▶ [Data provided]:
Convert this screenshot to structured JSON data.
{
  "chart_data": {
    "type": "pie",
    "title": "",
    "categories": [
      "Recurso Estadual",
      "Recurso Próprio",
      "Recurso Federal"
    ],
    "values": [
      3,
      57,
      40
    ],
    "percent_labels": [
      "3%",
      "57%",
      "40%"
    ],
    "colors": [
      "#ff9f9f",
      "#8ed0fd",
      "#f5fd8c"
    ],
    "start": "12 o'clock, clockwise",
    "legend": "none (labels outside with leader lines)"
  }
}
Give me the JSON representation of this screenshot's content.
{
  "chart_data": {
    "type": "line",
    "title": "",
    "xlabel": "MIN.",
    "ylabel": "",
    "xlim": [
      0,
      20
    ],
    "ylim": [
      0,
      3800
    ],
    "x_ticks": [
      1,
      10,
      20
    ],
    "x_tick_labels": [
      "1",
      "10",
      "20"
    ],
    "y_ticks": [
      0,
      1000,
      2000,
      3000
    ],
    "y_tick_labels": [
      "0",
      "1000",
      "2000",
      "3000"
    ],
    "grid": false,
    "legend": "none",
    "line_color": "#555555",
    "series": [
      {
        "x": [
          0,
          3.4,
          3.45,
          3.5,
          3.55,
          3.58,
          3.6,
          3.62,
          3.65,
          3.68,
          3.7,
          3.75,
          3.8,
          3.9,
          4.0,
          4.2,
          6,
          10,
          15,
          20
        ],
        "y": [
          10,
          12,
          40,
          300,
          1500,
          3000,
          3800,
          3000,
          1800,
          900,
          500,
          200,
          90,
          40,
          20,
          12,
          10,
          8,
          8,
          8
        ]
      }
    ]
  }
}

▶ [Set task]:
Where a line contains the string "screenshot", extract that line.

▶ [Finished answer]:
Convert this screenshot to structured JSON data.
Give me the JSON representation of this screenshot's content.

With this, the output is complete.